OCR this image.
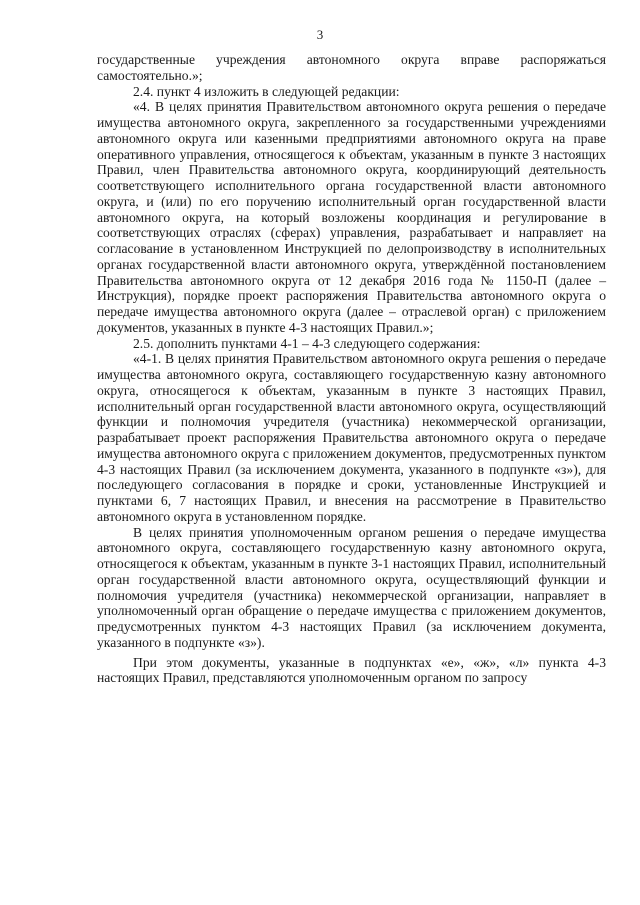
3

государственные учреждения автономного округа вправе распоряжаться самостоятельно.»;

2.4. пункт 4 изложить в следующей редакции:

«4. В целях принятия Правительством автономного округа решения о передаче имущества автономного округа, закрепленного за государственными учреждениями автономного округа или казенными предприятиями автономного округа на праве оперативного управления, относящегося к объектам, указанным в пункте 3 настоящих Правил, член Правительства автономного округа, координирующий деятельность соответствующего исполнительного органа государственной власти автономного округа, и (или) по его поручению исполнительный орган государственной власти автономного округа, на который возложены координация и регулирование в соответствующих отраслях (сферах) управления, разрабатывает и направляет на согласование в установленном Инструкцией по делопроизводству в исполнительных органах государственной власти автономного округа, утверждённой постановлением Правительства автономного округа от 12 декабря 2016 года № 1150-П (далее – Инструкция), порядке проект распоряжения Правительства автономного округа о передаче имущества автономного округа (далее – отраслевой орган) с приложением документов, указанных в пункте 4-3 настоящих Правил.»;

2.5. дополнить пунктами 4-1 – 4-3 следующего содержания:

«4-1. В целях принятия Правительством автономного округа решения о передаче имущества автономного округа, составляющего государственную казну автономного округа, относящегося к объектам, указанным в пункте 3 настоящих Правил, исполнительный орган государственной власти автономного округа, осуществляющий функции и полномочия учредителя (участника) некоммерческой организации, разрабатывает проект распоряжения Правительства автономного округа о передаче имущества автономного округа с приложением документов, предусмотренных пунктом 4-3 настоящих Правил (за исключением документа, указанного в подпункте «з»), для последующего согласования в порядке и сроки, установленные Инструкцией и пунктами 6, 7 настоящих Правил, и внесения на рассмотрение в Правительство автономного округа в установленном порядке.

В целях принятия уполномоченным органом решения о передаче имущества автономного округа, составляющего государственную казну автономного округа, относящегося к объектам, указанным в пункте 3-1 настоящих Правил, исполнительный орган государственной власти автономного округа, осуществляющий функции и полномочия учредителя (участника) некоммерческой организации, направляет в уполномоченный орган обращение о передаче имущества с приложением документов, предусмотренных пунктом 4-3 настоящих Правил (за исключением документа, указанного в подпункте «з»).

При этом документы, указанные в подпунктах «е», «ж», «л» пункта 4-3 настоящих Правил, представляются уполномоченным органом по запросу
####################
Every line in the data that holds "распоряжения" should be copied out.

«4. В целях принятия Правительством автономного округа решения о передаче имущества автономного округа, закрепленного за государственными учреждениями автономного округа или казенными предприятиями автономного округа на праве оперативного управления, относящегося к объектам, указанным в пункте 3 настоящих Правил, член Правительства автономного округа, координирующий деятельность соответствующего исполнительного органа государственной власти автономного округа, и (или) по его поручению исполнительный орган государственной власти автономного округа, на который возложены координация и регулирование в соответствующих отраслях (сферах) управления, разрабатывает и направляет на согласование в установленном Инструкцией по делопроизводству в исполнительных органах государственной власти автономного округа, утверждённой постановлением Правительства автономного округа от 12 декабря 2016 года № 1150-П (далее – Инструкция), порядке проект распоряжения Правительства автономного округа о передаче имущества автономного округа (далее – отраслевой орган) с приложением документов, указанных в пункте 4-3 настоящих Правил.»;
«4-1. В целях принятия Правительством автономного округа решения о передаче имущества автономного округа, составляющего государственную казну автономного округа, относящегося к объектам, указанным в пункте 3 настоящих Правил, исполнительный орган государственной власти автономного округа, осуществляющий функции и полномочия учредителя (участника) некоммерческой организации, разрабатывает проект распоряжения Правительства автономного округа о передаче имущества автономного округа с приложением документов, предусмотренных пунктом 4-3 настоящих Правил (за исключением документа, указанного в подпункте «з»), для последующего согласования в порядке и сроки, установленные Инструкцией и пунктами 6, 7 настоящих Правил, и внесения на рассмотрение в Правительство автономного округа в установленном порядке.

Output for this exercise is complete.